Every line below that holds the string "Education" should be copied out.

-------

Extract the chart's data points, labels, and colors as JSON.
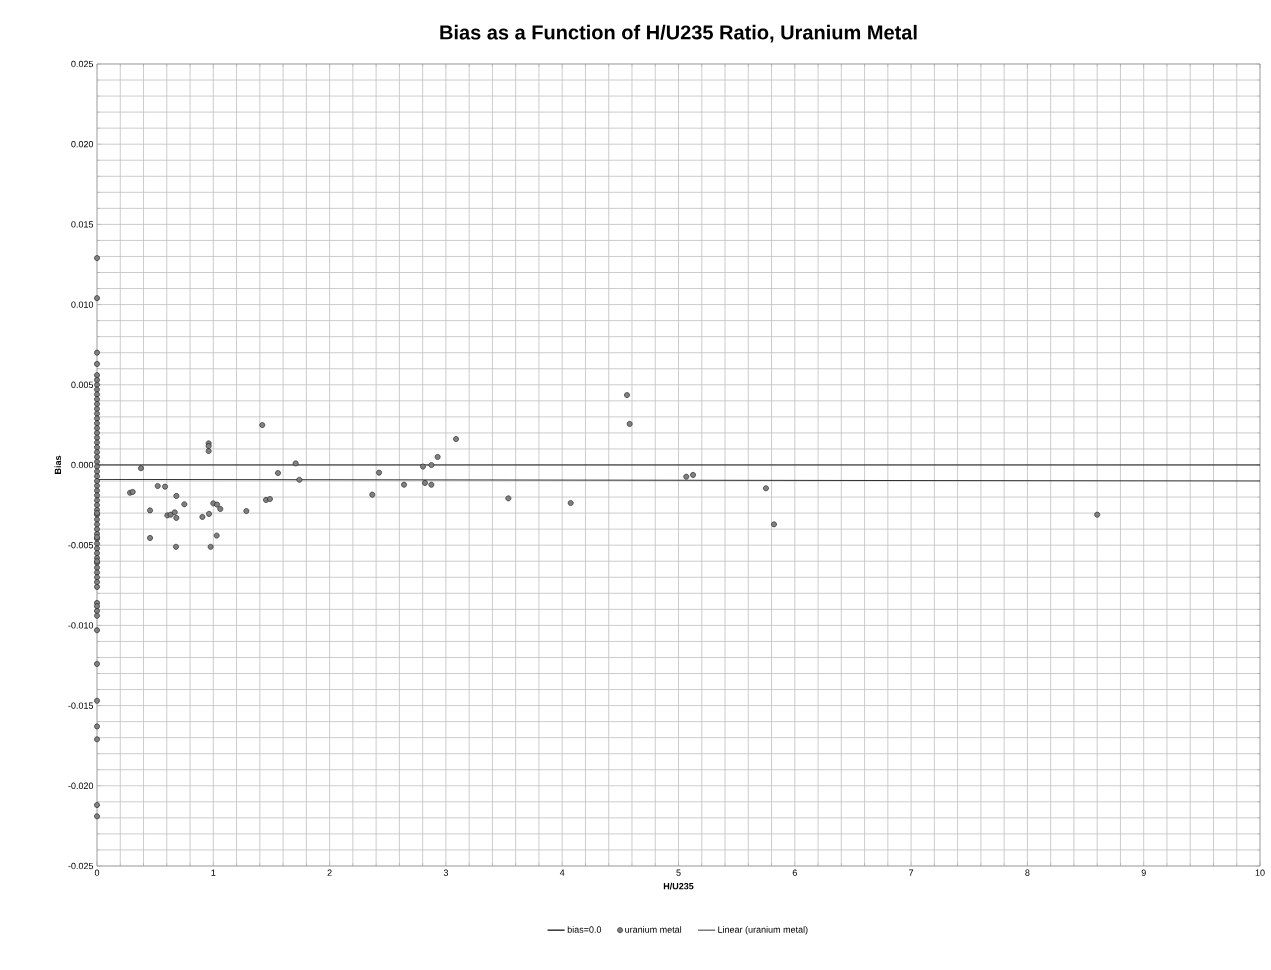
{
  "chart_data": {
    "type": "scatter",
    "title": "Bias as a Function of H/U235 Ratio, Uranium Metal",
    "xlabel": "H/U235",
    "ylabel": "Bias",
    "xlim": [
      0,
      10
    ],
    "xticks": [
      0,
      1,
      2,
      3,
      4,
      5,
      6,
      7,
      8,
      9,
      10
    ],
    "ylim": [
      -0.025,
      0.025
    ],
    "yticks": [
      {
        "value": -0.025,
        "label": "-0.025"
      },
      {
        "value": -0.02,
        "label": "-0.020"
      },
      {
        "value": -0.015,
        "label": "-0.015"
      },
      {
        "value": -0.01,
        "label": "-0.010"
      },
      {
        "value": -0.005,
        "label": "-0.005"
      },
      {
        "value": 0,
        "label": "0.000"
      },
      {
        "value": 0.005,
        "label": "0.005"
      },
      {
        "value": 0.01,
        "label": "0.010"
      },
      {
        "value": 0.015,
        "label": "0.015"
      },
      {
        "value": 0.02,
        "label": "0.020"
      },
      {
        "value": 0.025,
        "label": "0.025"
      }
    ],
    "grid": true,
    "legend": "bottom",
    "series": [
      {
        "name": "bias=0.0",
        "type": "line",
        "color": "#000000",
        "marker": "none",
        "x": [
          0,
          10
        ],
        "values": [
          0,
          0
        ]
      },
      {
        "name": "uranium metal",
        "color": "#808080",
        "marker": "circle",
        "x": [
          0,
          0,
          0,
          0,
          0,
          0,
          0,
          0,
          0,
          0,
          0,
          0,
          0,
          0,
          0,
          0,
          0,
          0,
          0,
          0,
          0,
          0,
          0,
          0,
          0,
          0,
          0,
          0,
          0,
          0,
          0,
          0,
          0,
          0,
          0,
          0,
          0,
          0,
          0,
          0,
          0,
          0,
          0,
          0,
          0,
          0,
          0,
          0,
          0,
          0,
          0,
          0,
          0,
          0,
          0,
          0,
          0,
          0,
          0,
          0,
          0,
          0,
          0,
          0.284,
          0.307,
          0.378,
          0.456,
          0.456,
          0.522,
          0.585,
          0.605,
          0.633,
          0.668,
          0.682,
          0.682,
          0.679,
          0.751,
          0.906,
          0.963,
          0.96,
          0.96,
          0.96,
          0.977,
          1.0,
          1.032,
          1.029,
          1.06,
          1.284,
          1.421,
          1.453,
          1.487,
          1.556,
          1.708,
          1.74,
          2.367,
          2.425,
          2.64,
          2.803,
          2.82,
          2.875,
          2.875,
          2.929,
          3.087,
          3.537,
          4.073,
          4.557,
          4.58,
          5.067,
          5.125,
          5.752,
          5.821,
          8.6
        ],
        "values": [
          0.0129,
          0.0104,
          0.007,
          0.0063,
          0.0056,
          0.0053,
          0.005,
          0.0047,
          0.0044,
          0.0041,
          0.0038,
          0.0035,
          0.0032,
          0.0029,
          0.0026,
          0.0023,
          0.002,
          0.0017,
          0.0014,
          0.0011,
          0.0008,
          0.0005,
          0.0002,
          -0.0001,
          -0.0004,
          -0.0007,
          -0.001,
          -0.0013,
          -0.0016,
          -0.0019,
          -0.0022,
          -0.0025,
          -0.0028,
          -0.0031,
          -0.0034,
          -0.0037,
          -0.004,
          -0.0043,
          -0.0046,
          -0.0049,
          -0.0052,
          -0.0055,
          -0.0058,
          -0.0061,
          -0.0064,
          -0.0067,
          -0.007,
          -0.0073,
          -0.0076,
          -0.0086,
          -0.0088,
          -0.0091,
          -0.0094,
          -0.0103,
          -0.0124,
          -0.0147,
          -0.0163,
          -0.0171,
          -0.0212,
          -0.0219,
          -0.006,
          -0.0045,
          -0.003,
          -0.00173,
          -0.00168,
          -0.0002,
          -0.00283,
          -0.00455,
          -0.00131,
          -0.00135,
          -0.00314,
          -0.0031,
          -0.00295,
          -0.0033,
          -0.00193,
          -0.0051,
          -0.00245,
          -0.00324,
          -0.00305,
          0.00135,
          0.00118,
          0.00087,
          -0.0051,
          -0.00239,
          -0.00247,
          -0.0044,
          -0.00274,
          -0.00287,
          0.00249,
          -0.00218,
          -0.00212,
          -0.0005,
          0.0001,
          -0.00092,
          -0.00185,
          -0.00048,
          -0.00123,
          -0.0001,
          -0.00112,
          0.0,
          -0.00123,
          0.0005,
          0.00162,
          -0.00208,
          -0.00237,
          0.00436,
          0.00256,
          -0.00073,
          -0.00062,
          -0.00145,
          -0.0037,
          -0.0031
        ]
      },
      {
        "name": "Linear (uranium metal)",
        "type": "line",
        "color": "#000000",
        "marker": "none",
        "x": [
          0,
          10
        ],
        "values": [
          -0.0009,
          -0.001
        ]
      }
    ]
  }
}
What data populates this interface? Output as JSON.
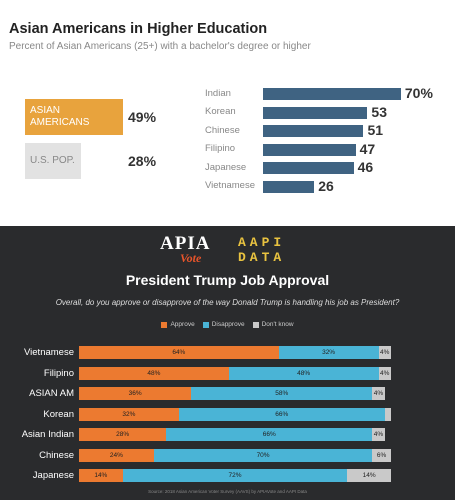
{
  "colors": {
    "gold": "#e8a33d",
    "gray_box": "#e2e2e2",
    "blue_bar": "#3f6382",
    "approve": "#ec7a30",
    "disapprove": "#4ab4d6",
    "dont_know": "#c9c9c9"
  },
  "top": {
    "title": "Asian Americans in Higher Education",
    "subtitle": "Percent of Asian Americans (25+) with a bachelor's degree or higher"
  },
  "chart_data": [
    {
      "type": "bar",
      "title": "Asian Americans in Higher Education",
      "subtitle": "Percent of Asian Americans (25+) with a bachelor's degree or higher",
      "summary": [
        {
          "label": "ASIAN AMERICANS",
          "value": 49,
          "value_label": "49%"
        },
        {
          "label": "U.S. POP.",
          "value": 28,
          "value_label": "28%"
        }
      ],
      "categories": [
        "Indian",
        "Korean",
        "Chinese",
        "Filipino",
        "Japanese",
        "Vietnamese"
      ],
      "values": [
        70,
        53,
        51,
        47,
        46,
        26
      ],
      "value_labels": [
        "70%",
        "53",
        "51",
        "47",
        "46",
        "26"
      ],
      "orientation": "horizontal"
    },
    {
      "type": "bar",
      "stacked": true,
      "orientation": "horizontal",
      "title": "President Trump Job Approval",
      "question": "Overall, do you approve or disapprove of the way Donald Trump is handling his job as President?",
      "legend": [
        "Approve",
        "Disapprove",
        "Don't know"
      ],
      "legend_position": "top",
      "categories": [
        "Vietnamese",
        "Filipino",
        "ASIAN AM",
        "Korean",
        "Asian Indian",
        "Chinese",
        "Japanese"
      ],
      "series": [
        {
          "name": "Approve",
          "values": [
            64,
            48,
            36,
            32,
            28,
            24,
            14
          ],
          "labels": [
            "64%",
            "48%",
            "36%",
            "32%",
            "28%",
            "24%",
            "14%"
          ]
        },
        {
          "name": "Disapprove",
          "values": [
            32,
            48,
            58,
            66,
            66,
            70,
            72
          ],
          "labels": [
            "32%",
            "48%",
            "58%",
            "66%",
            "66%",
            "70%",
            "72%"
          ]
        },
        {
          "name": "Don't know",
          "values": [
            4,
            4,
            4,
            2,
            4,
            6,
            14
          ],
          "labels": [
            "4%",
            "4%",
            "4%",
            "",
            "4%",
            "6%",
            "14%"
          ]
        }
      ]
    }
  ],
  "bottom": {
    "logo_apia": "APIA",
    "logo_vote": "Vote",
    "logo_aapi": "AAPI",
    "logo_data": "DATA",
    "title": "President Trump Job Approval",
    "question": "Overall, do you approve or disapprove of the way Donald Trump is handling his job as President?",
    "legend": [
      "Approve",
      "Disapprove",
      "Don't know"
    ],
    "source": "Source: 2018 Asian American Voter Survey (AAVS) by APIAVote and AAPI Data"
  }
}
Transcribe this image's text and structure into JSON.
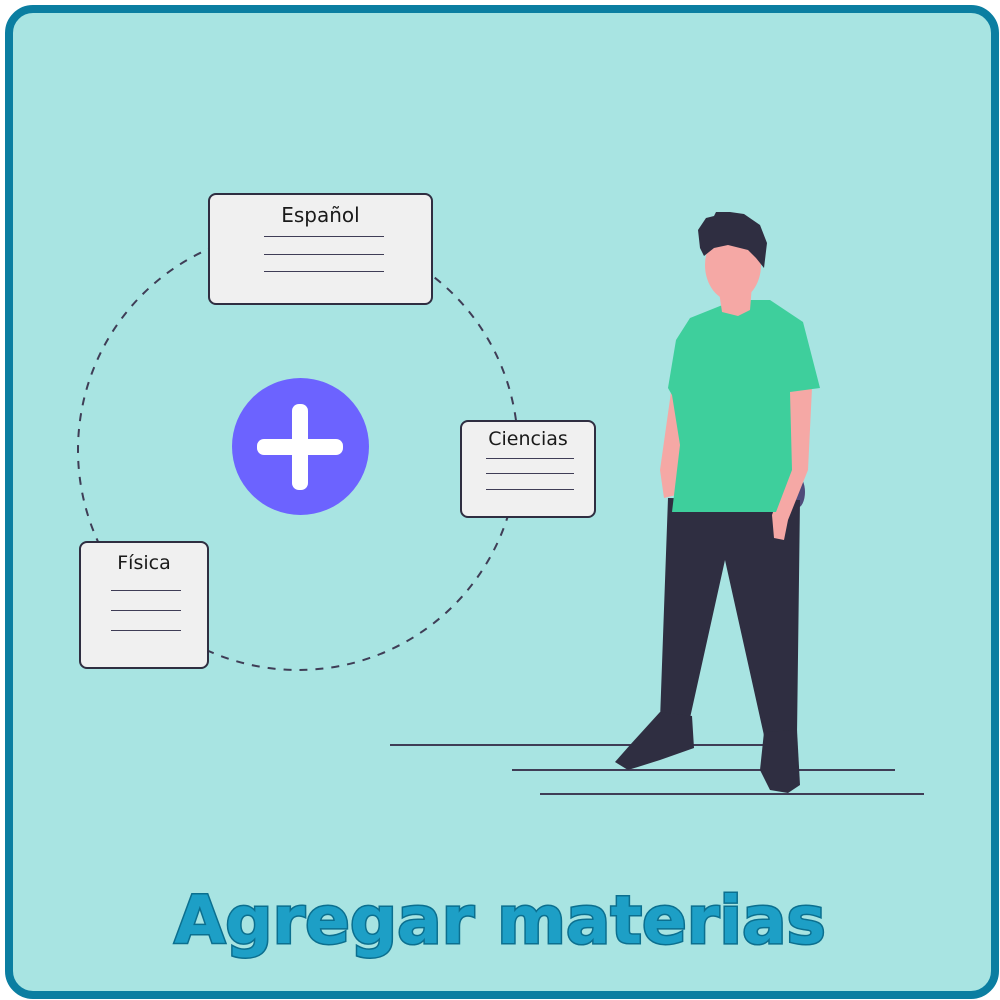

-------

→ **TASK RESULT**:
    "title": "Asian Americans in Higher Education",
      "title": "Asian Americans in Higher Education",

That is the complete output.